* SHORT PROBLEM
Count every line in the following entries where the word "contextos" appears. Give the count alone.

+ + +

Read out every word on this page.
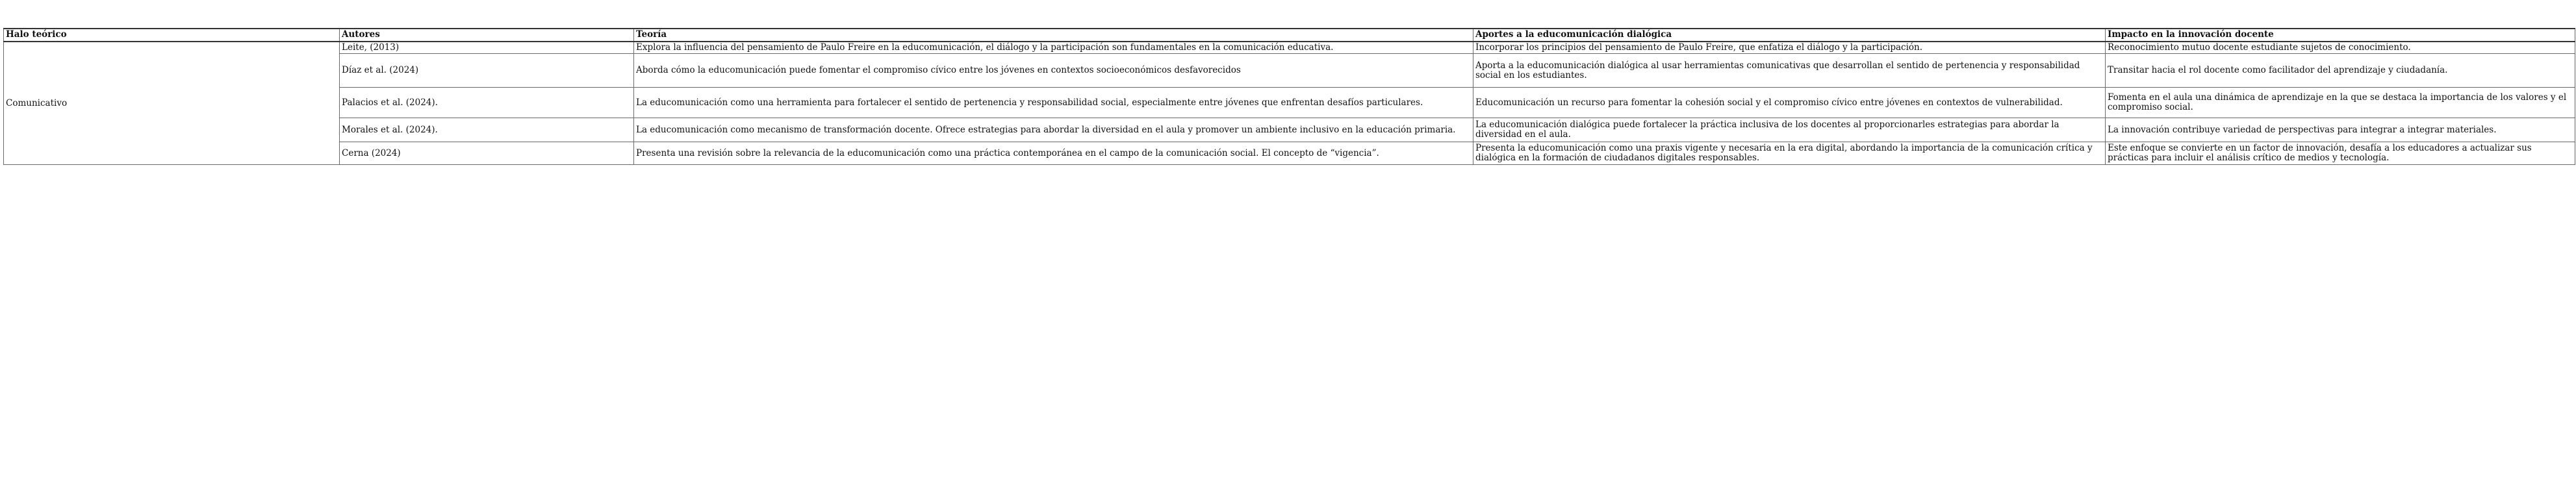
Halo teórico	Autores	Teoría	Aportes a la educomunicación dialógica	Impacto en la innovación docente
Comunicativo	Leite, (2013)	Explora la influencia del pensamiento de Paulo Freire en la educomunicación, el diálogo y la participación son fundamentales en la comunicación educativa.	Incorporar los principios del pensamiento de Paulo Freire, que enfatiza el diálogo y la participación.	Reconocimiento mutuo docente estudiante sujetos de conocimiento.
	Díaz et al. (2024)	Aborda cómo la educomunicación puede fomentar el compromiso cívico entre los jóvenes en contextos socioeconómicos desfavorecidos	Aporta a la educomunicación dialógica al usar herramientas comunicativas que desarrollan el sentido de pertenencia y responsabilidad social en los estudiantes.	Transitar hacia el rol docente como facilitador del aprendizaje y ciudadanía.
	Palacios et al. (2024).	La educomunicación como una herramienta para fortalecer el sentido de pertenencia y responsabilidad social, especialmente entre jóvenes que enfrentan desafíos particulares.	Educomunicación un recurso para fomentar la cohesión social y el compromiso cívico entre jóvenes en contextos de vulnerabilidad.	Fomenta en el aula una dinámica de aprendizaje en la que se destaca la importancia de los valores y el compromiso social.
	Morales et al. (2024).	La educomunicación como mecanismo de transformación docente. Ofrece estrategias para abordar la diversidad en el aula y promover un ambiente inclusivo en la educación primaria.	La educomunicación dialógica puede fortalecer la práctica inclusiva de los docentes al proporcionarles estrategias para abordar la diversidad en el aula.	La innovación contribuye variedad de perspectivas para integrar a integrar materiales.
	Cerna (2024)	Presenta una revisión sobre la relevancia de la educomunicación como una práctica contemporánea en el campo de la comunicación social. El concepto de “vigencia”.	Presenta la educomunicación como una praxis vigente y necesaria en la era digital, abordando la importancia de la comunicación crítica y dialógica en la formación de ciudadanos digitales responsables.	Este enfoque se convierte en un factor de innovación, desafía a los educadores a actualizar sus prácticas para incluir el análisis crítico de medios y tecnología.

+ + +

* WRITTEN ANSWER
2